--- start of Provided records ---

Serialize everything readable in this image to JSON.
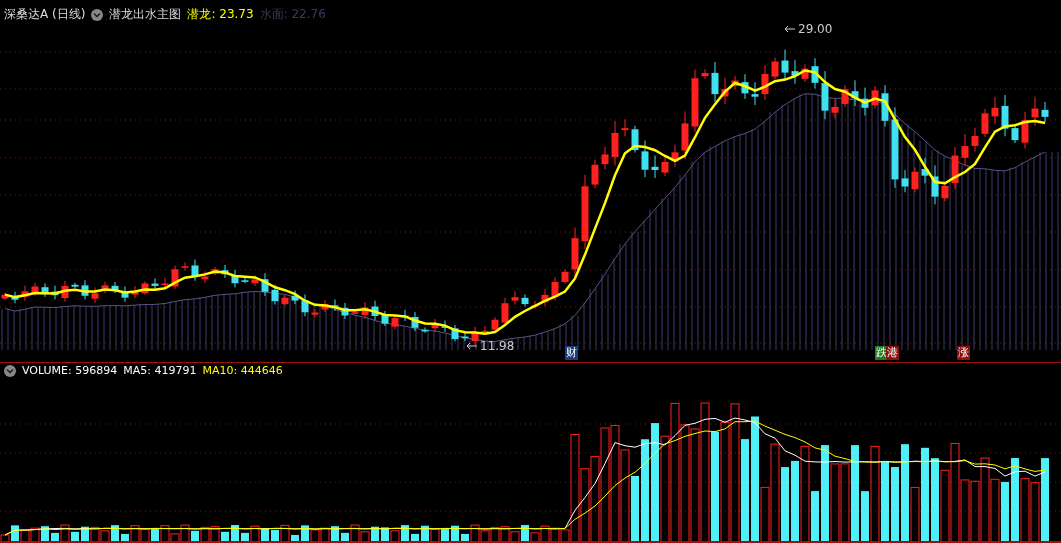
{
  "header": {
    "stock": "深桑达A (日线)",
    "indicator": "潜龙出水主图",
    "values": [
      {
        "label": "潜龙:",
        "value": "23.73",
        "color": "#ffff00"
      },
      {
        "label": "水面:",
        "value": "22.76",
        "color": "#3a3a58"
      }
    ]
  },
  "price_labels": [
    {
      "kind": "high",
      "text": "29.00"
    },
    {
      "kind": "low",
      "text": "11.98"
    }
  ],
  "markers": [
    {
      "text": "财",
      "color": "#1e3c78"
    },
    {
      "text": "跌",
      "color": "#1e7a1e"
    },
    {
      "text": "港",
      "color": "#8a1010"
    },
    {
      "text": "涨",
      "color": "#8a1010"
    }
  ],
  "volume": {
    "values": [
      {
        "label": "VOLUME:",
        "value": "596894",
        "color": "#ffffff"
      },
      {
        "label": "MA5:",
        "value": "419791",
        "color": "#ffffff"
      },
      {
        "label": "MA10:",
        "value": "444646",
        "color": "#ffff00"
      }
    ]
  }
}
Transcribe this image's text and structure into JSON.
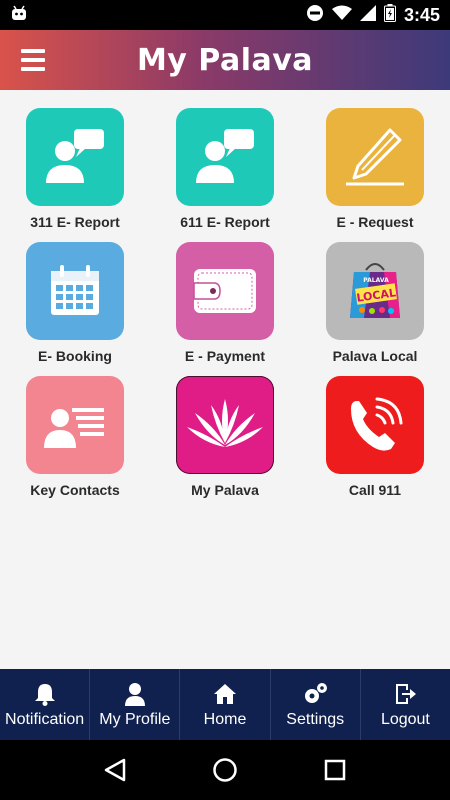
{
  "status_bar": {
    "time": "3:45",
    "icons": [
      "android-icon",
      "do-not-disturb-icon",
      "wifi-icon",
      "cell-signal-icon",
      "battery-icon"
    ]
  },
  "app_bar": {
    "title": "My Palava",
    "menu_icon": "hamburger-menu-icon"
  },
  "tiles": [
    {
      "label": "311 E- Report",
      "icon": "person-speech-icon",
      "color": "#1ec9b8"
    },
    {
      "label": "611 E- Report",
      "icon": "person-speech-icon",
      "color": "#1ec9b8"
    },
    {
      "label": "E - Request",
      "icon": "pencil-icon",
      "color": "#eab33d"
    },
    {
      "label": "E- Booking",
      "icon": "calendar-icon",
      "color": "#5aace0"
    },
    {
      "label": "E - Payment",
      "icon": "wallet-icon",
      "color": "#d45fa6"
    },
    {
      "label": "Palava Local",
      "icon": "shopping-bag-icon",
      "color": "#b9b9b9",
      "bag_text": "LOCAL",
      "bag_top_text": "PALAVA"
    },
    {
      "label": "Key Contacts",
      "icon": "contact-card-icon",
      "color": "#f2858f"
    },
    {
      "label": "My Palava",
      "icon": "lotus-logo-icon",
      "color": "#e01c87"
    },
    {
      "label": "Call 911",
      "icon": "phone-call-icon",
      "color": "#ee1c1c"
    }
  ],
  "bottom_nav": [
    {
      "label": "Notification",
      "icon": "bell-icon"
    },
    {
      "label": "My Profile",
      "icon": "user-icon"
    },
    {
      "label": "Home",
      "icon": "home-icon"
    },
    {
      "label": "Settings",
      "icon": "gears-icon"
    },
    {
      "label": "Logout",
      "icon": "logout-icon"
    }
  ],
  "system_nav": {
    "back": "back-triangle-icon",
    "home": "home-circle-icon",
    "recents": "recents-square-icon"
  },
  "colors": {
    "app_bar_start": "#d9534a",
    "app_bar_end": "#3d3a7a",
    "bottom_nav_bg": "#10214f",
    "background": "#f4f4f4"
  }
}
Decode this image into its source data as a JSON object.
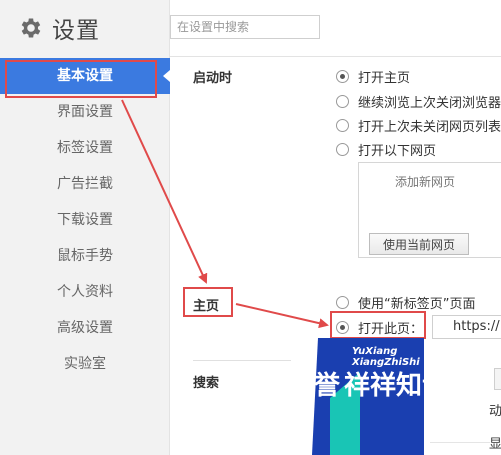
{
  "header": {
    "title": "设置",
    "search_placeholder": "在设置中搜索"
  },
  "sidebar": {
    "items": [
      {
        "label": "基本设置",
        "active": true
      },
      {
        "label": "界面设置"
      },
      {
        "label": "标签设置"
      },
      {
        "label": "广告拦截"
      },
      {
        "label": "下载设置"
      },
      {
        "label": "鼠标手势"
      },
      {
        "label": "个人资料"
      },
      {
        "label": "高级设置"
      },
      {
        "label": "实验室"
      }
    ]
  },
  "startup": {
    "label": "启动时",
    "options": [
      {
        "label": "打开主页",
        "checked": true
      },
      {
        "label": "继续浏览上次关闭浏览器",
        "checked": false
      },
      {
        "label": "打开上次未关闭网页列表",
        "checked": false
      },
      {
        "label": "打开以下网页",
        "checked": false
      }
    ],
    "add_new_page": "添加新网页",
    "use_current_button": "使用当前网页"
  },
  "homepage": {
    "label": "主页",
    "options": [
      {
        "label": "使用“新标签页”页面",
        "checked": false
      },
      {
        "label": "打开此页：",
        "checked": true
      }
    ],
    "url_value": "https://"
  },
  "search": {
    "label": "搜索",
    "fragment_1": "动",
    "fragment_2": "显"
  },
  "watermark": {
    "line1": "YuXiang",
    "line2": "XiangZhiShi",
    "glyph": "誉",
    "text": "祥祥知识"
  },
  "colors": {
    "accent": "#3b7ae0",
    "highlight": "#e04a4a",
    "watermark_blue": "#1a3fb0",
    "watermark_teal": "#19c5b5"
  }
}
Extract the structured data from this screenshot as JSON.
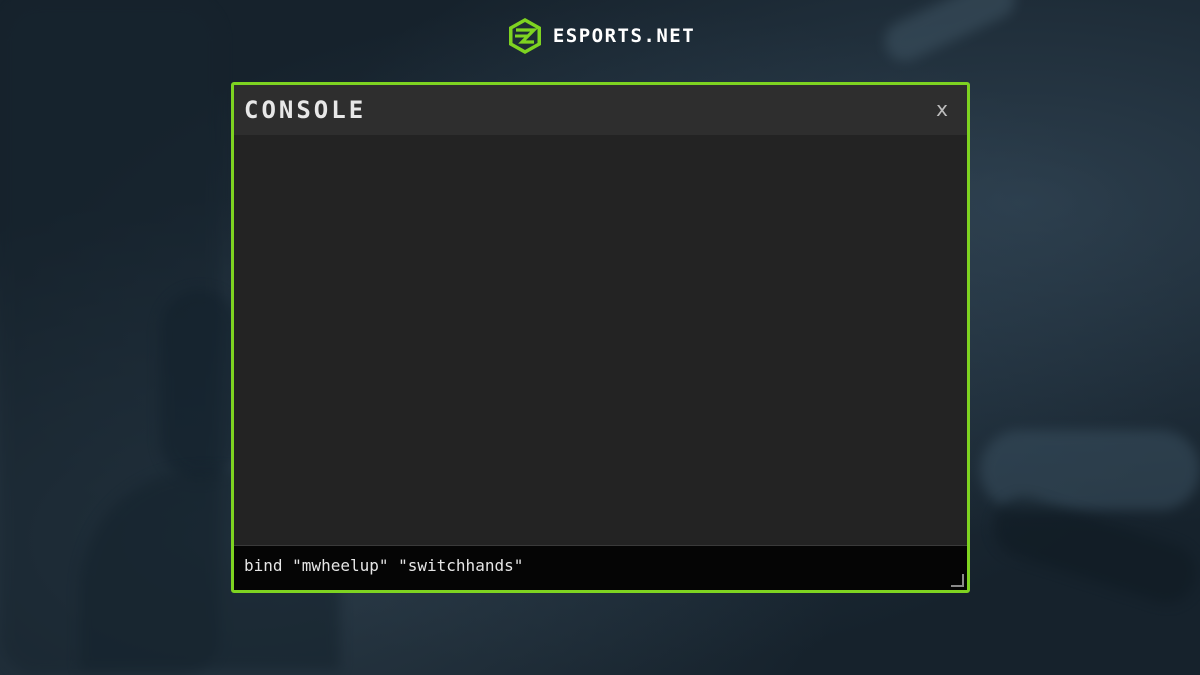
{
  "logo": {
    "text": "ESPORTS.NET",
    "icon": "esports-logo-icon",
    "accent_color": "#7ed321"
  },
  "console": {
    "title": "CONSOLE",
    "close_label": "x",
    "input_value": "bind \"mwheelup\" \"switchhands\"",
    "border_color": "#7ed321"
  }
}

--- end of Provided records ---

Restate the full listing verbatim and drop every picture.

** Correct response **
Serialize everything readable in this image to JSON.
{
  "header": {
    "stock": "深桑达A (日线)",
    "indicator": "潜龙出水主图",
    "values": [
      {
        "label": "潜龙:",
        "value": "23.73",
        "color": "#ffff00"
      },
      {
        "label": "水面:",
        "value": "22.76",
        "color": "#3a3a58"
      }
    ]
  },
  "price_labels": [
    {
      "kind": "high",
      "text": "29.00"
    },
    {
      "kind": "low",
      "text": "11.98"
    }
  ],
  "markers": [
    {
      "text": "财",
      "color": "#1e3c78"
    },
    {
      "text": "跌",
      "color": "#1e7a1e"
    },
    {
      "text": "港",
      "color": "#8a1010"
    },
    {
      "text": "涨",
      "color": "#8a1010"
    }
  ],
  "volume": {
    "values": [
      {
        "label": "VOLUME:",
        "value": "596894",
        "color": "#ffffff"
      },
      {
        "label": "MA5:",
        "value": "419791",
        "color": "#ffffff"
      },
      {
        "label": "MA10:",
        "value": "444646",
        "color": "#ffff00"
      }
    ]
  }
}
Transcribe this image's text and structure into JSON.
{
  "status_bar": {
    "time": "3:45",
    "icons": [
      "android-icon",
      "do-not-disturb-icon",
      "wifi-icon",
      "cell-signal-icon",
      "battery-icon"
    ]
  },
  "app_bar": {
    "title": "My Palava",
    "menu_icon": "hamburger-menu-icon"
  },
  "tiles": [
    {
      "label": "311 E- Report",
      "icon": "person-speech-icon",
      "color": "#1ec9b8"
    },
    {
      "label": "611 E- Report",
      "icon": "person-speech-icon",
      "color": "#1ec9b8"
    },
    {
      "label": "E - Request",
      "icon": "pencil-icon",
      "color": "#eab33d"
    },
    {
      "label": "E- Booking",
      "icon": "calendar-icon",
      "color": "#5aace0"
    },
    {
      "label": "E - Payment",
      "icon": "wallet-icon",
      "color": "#d45fa6"
    },
    {
      "label": "Palava Local",
      "icon": "shopping-bag-icon",
      "color": "#b9b9b9",
      "bag_text": "LOCAL",
      "bag_top_text": "PALAVA"
    },
    {
      "label": "Key Contacts",
      "icon": "contact-card-icon",
      "color": "#f2858f"
    },
    {
      "label": "My Palava",
      "icon": "lotus-logo-icon",
      "color": "#e01c87"
    },
    {
      "label": "Call 911",
      "icon": "phone-call-icon",
      "color": "#ee1c1c"
    }
  ],
  "bottom_nav": [
    {
      "label": "Notification",
      "icon": "bell-icon"
    },
    {
      "label": "My Profile",
      "icon": "user-icon"
    },
    {
      "label": "Home",
      "icon": "home-icon"
    },
    {
      "label": "Settings",
      "icon": "gears-icon"
    },
    {
      "label": "Logout",
      "icon": "logout-icon"
    }
  ],
  "system_nav": {
    "back": "back-triangle-icon",
    "home": "home-circle-icon",
    "recents": "recents-square-icon"
  },
  "colors": {
    "app_bar_start": "#d9534a",
    "app_bar_end": "#3d3a7a",
    "bottom_nav_bg": "#10214f",
    "background": "#f4f4f4"
  }
}
Decode this image into its source data as a JSON object.
{
  "header": {
    "title": "设置",
    "search_placeholder": "在设置中搜索"
  },
  "sidebar": {
    "items": [
      {
        "label": "基本设置",
        "active": true
      },
      {
        "label": "界面设置"
      },
      {
        "label": "标签设置"
      },
      {
        "label": "广告拦截"
      },
      {
        "label": "下载设置"
      },
      {
        "label": "鼠标手势"
      },
      {
        "label": "个人资料"
      },
      {
        "label": "高级设置"
      },
      {
        "label": "实验室"
      }
    ]
  },
  "startup": {
    "label": "启动时",
    "options": [
      {
        "label": "打开主页",
        "checked": true
      },
      {
        "label": "继续浏览上次关闭浏览器",
        "checked": false
      },
      {
        "label": "打开上次未关闭网页列表",
        "checked": false
      },
      {
        "label": "打开以下网页",
        "checked": false
      }
    ],
    "add_new_page": "添加新网页",
    "use_current_button": "使用当前网页"
  },
  "homepage": {
    "label": "主页",
    "options": [
      {
        "label": "使用“新标签页”页面",
        "checked": false
      },
      {
        "label": "打开此页：",
        "checked": true
      }
    ],
    "url_value": "https://"
  },
  "search": {
    "label": "搜索",
    "fragment_1": "动",
    "fragment_2": "显"
  },
  "watermark": {
    "line1": "YuXiang",
    "line2": "XiangZhiShi",
    "glyph": "誉",
    "text": "祥祥知识"
  },
  "colors": {
    "accent": "#3b7ae0",
    "highlight": "#e04a4a",
    "watermark_blue": "#1a3fb0",
    "watermark_teal": "#19c5b5"
  }
}
Extract the structured data from this screenshot as JSON.
{
  "logo": {
    "text": "ESPORTS.NET",
    "icon": "esports-logo-icon",
    "accent_color": "#7ed321"
  },
  "console": {
    "title": "CONSOLE",
    "close_label": "x",
    "input_value": "bind \"mwheelup\" \"switchhands\"",
    "border_color": "#7ed321"
  }
}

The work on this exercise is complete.